> [DIRECTIONS FOR THIS TASK]:
Each line from the one that holds "Convert this chart to structured JSON data." to the end of the records is to be retyped exactly. Pictures are not part of the copy.

[Dataset records on visual material]
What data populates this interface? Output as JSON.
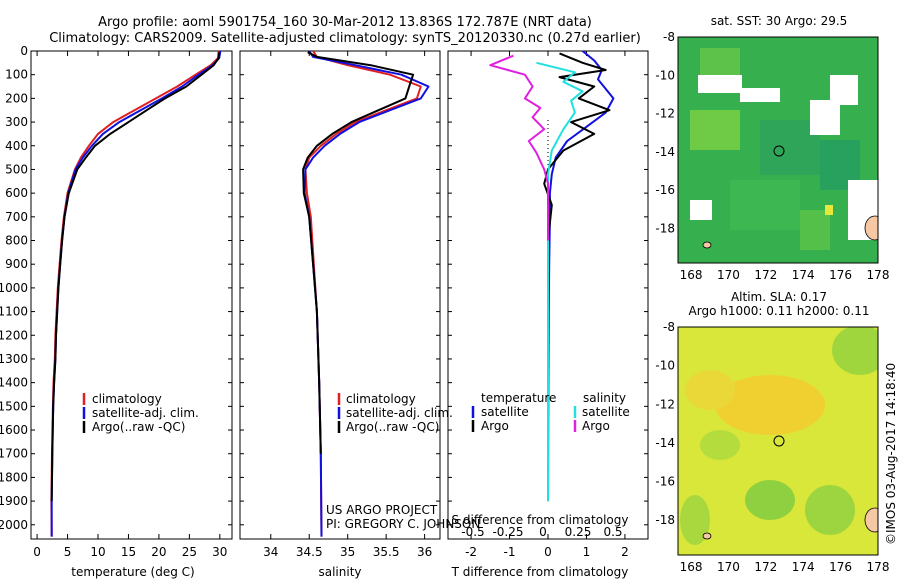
{
  "header": {
    "line1": "Argo profile: aoml 5901754_160 30-Mar-2012 13.836S 172.787E (NRT data)",
    "line2": "Climatology: CARS2009. Satellite-adjusted climatology: synTS_20120330.nc (0.27d earlier)"
  },
  "credits": {
    "project": "US ARGO PROJECT",
    "pi": "PI: GREGORY C. JOHNSON",
    "stamp": "©IMOS 03-Aug-2017 14:18:40"
  },
  "colors": {
    "climatology": "#e02020",
    "satellite": "#1010e0",
    "argo": "#000000",
    "sal_sat": "#20e0e0",
    "sal_argo": "#e020e0"
  },
  "chart_data": [
    {
      "id": "temp",
      "type": "line",
      "xlabel": "temperature (deg C)",
      "ylabel": "",
      "xlim": [
        -1,
        32
      ],
      "ylim": [
        2060,
        0
      ],
      "xticks": [
        0,
        5,
        10,
        15,
        20,
        25,
        30
      ],
      "yticks": [
        0,
        100,
        200,
        300,
        400,
        500,
        600,
        700,
        800,
        900,
        1000,
        1100,
        1200,
        1300,
        1400,
        1500,
        1600,
        1700,
        1800,
        1900,
        2000
      ],
      "legend": [
        "climatology",
        "satellite-adj. clim.",
        "Argo(..raw -QC)"
      ],
      "series": [
        {
          "name": "climatology",
          "color": "#e02020",
          "x": [
            29.8,
            29.7,
            28.5,
            26,
            23,
            19.5,
            16,
            12.5,
            10,
            8.5,
            7.2,
            6.2,
            5,
            4.4,
            4,
            3.7,
            3.4,
            3.2,
            3,
            2.9,
            2.7,
            2.6,
            2.45,
            2.35,
            2.4
          ],
          "y": [
            0,
            30,
            60,
            100,
            150,
            200,
            250,
            300,
            350,
            400,
            450,
            500,
            600,
            700,
            800,
            900,
            1000,
            1100,
            1200,
            1300,
            1400,
            1500,
            1700,
            1900,
            2050
          ]
        },
        {
          "name": "satellite-adj. clim.",
          "color": "#1010e0",
          "x": [
            30.1,
            29.9,
            28.8,
            26.5,
            23.8,
            20.5,
            17,
            13.5,
            10.8,
            9,
            7.5,
            6.3,
            5.1,
            4.5,
            4.1,
            3.8,
            3.5,
            3.3,
            3.1,
            3,
            2.8,
            2.65,
            2.5,
            2.4,
            2.4
          ],
          "y": [
            0,
            30,
            60,
            100,
            150,
            200,
            250,
            300,
            350,
            400,
            450,
            500,
            600,
            700,
            800,
            900,
            1000,
            1100,
            1200,
            1300,
            1400,
            1500,
            1700,
            1900,
            2050
          ]
        },
        {
          "name": "Argo(..raw -QC)",
          "color": "#000000",
          "x": [
            29.9,
            29.8,
            29,
            27,
            24.5,
            21,
            18,
            15,
            12,
            9.5,
            8,
            6.6,
            5.2,
            4.5,
            4.1,
            3.8,
            3.5,
            3.3,
            3.1,
            3,
            2.8,
            2.65,
            2.5,
            2.4
          ],
          "y": [
            5,
            30,
            60,
            100,
            150,
            200,
            250,
            300,
            350,
            400,
            450,
            500,
            600,
            700,
            800,
            900,
            1000,
            1100,
            1200,
            1300,
            1400,
            1500,
            1700,
            1900
          ]
        }
      ]
    },
    {
      "id": "sal",
      "type": "line",
      "xlabel": "salinity",
      "ylabel": "",
      "xlim": [
        33.6,
        36.2
      ],
      "ylim": [
        2060,
        0
      ],
      "xticks": [
        34,
        34.5,
        35,
        35.5,
        36
      ],
      "legend": [
        "climatology",
        "satellite-adj. clim.",
        "Argo(..raw -QC)"
      ],
      "series": [
        {
          "name": "climatology",
          "color": "#e02020",
          "x": [
            34.55,
            34.6,
            35,
            35.55,
            35.95,
            35.9,
            35.5,
            35.1,
            34.85,
            34.65,
            34.5,
            34.45,
            34.47,
            34.52,
            34.56,
            34.6,
            34.63,
            34.65,
            34.66
          ],
          "y": [
            0,
            25,
            60,
            100,
            150,
            200,
            250,
            300,
            350,
            400,
            450,
            500,
            600,
            700,
            900,
            1100,
            1400,
            1700,
            2050
          ]
        },
        {
          "name": "satellite-adj. clim.",
          "color": "#1010e0",
          "x": [
            34.5,
            34.55,
            35.1,
            35.7,
            36.05,
            35.95,
            35.55,
            35.15,
            34.9,
            34.7,
            34.55,
            34.45,
            34.44,
            34.5,
            34.55,
            34.6,
            34.63,
            34.65,
            34.66
          ],
          "y": [
            0,
            25,
            60,
            100,
            150,
            200,
            250,
            300,
            350,
            400,
            450,
            500,
            600,
            700,
            900,
            1100,
            1400,
            1700,
            2050
          ]
        },
        {
          "name": "Argo(..raw -QC)",
          "color": "#000000",
          "x": [
            34.48,
            34.6,
            35.3,
            35.85,
            35.8,
            35.75,
            35.4,
            35.05,
            34.8,
            34.6,
            34.48,
            34.42,
            34.43,
            34.5,
            34.55,
            34.6,
            34.63,
            34.65
          ],
          "y": [
            5,
            25,
            60,
            100,
            150,
            200,
            250,
            300,
            350,
            400,
            450,
            500,
            600,
            700,
            900,
            1100,
            1400,
            1700
          ]
        }
      ]
    },
    {
      "id": "diff",
      "type": "line",
      "xlabel": "T difference from climatology",
      "xlabel2": "S difference from climatology",
      "xlim": [
        -2.6,
        2.6
      ],
      "ylim": [
        2060,
        0
      ],
      "xticks": [
        -2,
        -1,
        0,
        1,
        2
      ],
      "xticks_top": [
        -0.5,
        -0.25,
        0,
        0.25,
        0.5
      ],
      "legend_t_title": "temperature",
      "legend_s_title": "salinity",
      "legend": [
        "satellite",
        "Argo",
        "satellite",
        "Argo"
      ],
      "series": [
        {
          "name": "satellite",
          "group": "temperature",
          "color": "#1010e0",
          "x": [
            0.9,
            1.2,
            1.4,
            1.3,
            1.7,
            1.5,
            1,
            0.5,
            0.2,
            0.1,
            0.05,
            0.05,
            0.03,
            0.02,
            0.01,
            0
          ],
          "y": [
            0,
            40,
            80,
            120,
            200,
            260,
            320,
            380,
            450,
            520,
            600,
            700,
            900,
            1100,
            1400,
            1900
          ]
        },
        {
          "name": "Argo",
          "group": "temperature",
          "color": "#000000",
          "x": [
            0.3,
            0.9,
            1.5,
            0.3,
            1.2,
            0.8,
            1.6,
            0.6,
            1.2,
            0.4,
            0,
            -0.1,
            0.1,
            0,
            0,
            0
          ],
          "y": [
            10,
            50,
            80,
            110,
            150,
            200,
            250,
            300,
            350,
            420,
            500,
            560,
            650,
            800,
            1000,
            1300
          ]
        },
        {
          "name": "satellite",
          "group": "salinity",
          "color": "#20e0e0",
          "x": [
            -0.3,
            0.7,
            0.4,
            0.9,
            0.6,
            0.7,
            0.4,
            0.1,
            0,
            0,
            0,
            0
          ],
          "y": [
            50,
            90,
            130,
            170,
            210,
            260,
            330,
            420,
            520,
            650,
            900,
            1900
          ]
        },
        {
          "name": "Argo",
          "group": "salinity",
          "color": "#e020e0",
          "x": [
            -0.9,
            -1.5,
            -0.6,
            -0.4,
            -0.6,
            -0.2,
            -0.4,
            -0.1,
            -0.5,
            -0.3,
            -0.1,
            0,
            0,
            0
          ],
          "y": [
            20,
            60,
            100,
            150,
            200,
            240,
            280,
            330,
            380,
            430,
            500,
            560,
            650,
            800
          ]
        }
      ]
    },
    {
      "id": "sst_map",
      "type": "heatmap",
      "title": "sat. SST: 30 Argo: 29.5",
      "xlim": [
        167.3,
        178
      ],
      "ylim": [
        -19.8,
        -8
      ],
      "xticks": [
        168,
        170,
        172,
        174,
        176,
        178
      ],
      "yticks": [
        -8,
        -10,
        -12,
        -14,
        -16,
        -18
      ],
      "marker": {
        "lon": 172.787,
        "lat": -13.836
      }
    },
    {
      "id": "sla_map",
      "type": "heatmap",
      "title": "Altim. SLA: 0.17",
      "subtitle": "Argo h1000: 0.11 h2000: 0.11",
      "xlim": [
        167.3,
        178
      ],
      "ylim": [
        -19.8,
        -8
      ],
      "xticks": [
        168,
        170,
        172,
        174,
        176,
        178
      ],
      "yticks": [
        -8,
        -10,
        -12,
        -14,
        -16,
        -18
      ],
      "marker": {
        "lon": 172.787,
        "lat": -13.836
      }
    }
  ]
}
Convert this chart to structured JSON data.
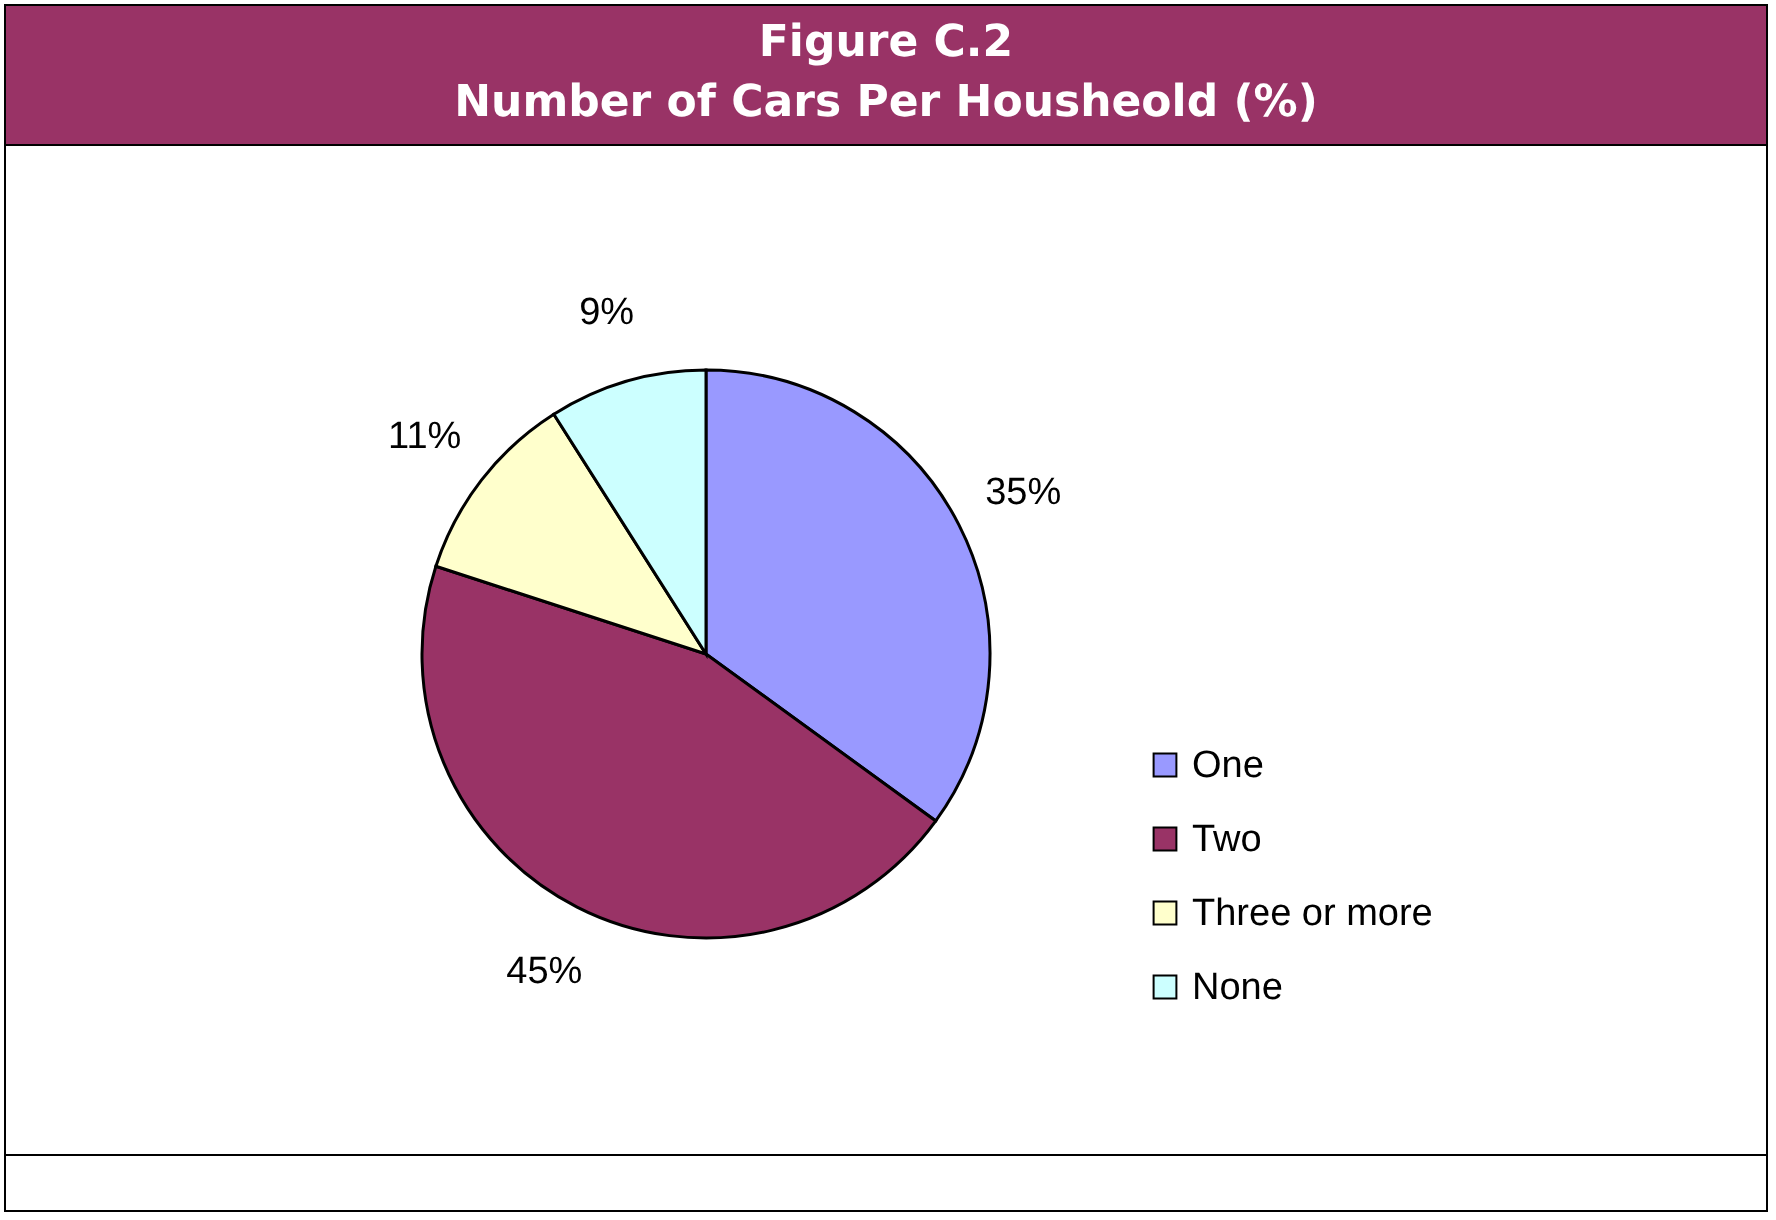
{
  "chart_data": {
    "type": "pie",
    "title": "Figure C.2",
    "subtitle": "Number of Cars Per Housheold (%)",
    "categories": [
      "One",
      "Two",
      "Three or more",
      "None"
    ],
    "values": [
      35,
      45,
      11,
      9
    ],
    "colors": [
      "#9999ff",
      "#993366",
      "#ffffcc",
      "#ccffff"
    ],
    "value_labels": [
      "35%",
      "45%",
      "11%",
      "9%"
    ],
    "legend": "right"
  }
}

> [TASK ANSWER]:
Convert this chart to structured JSON data.
{
  "chart_data": {
    "type": "pie",
    "title": "Figure C.2",
    "subtitle": "Number of Cars Per Housheold (%)",
    "categories": [
      "One",
      "Two",
      "Three or more",
      "None"
    ],
    "values": [
      35,
      45,
      11,
      9
    ],
    "colors": [
      "#9999ff",
      "#993366",
      "#ffffcc",
      "#ccffff"
    ],
    "value_labels": [
      "35%",
      "45%",
      "11%",
      "9%"
    ],
    "legend": "right"
  }
}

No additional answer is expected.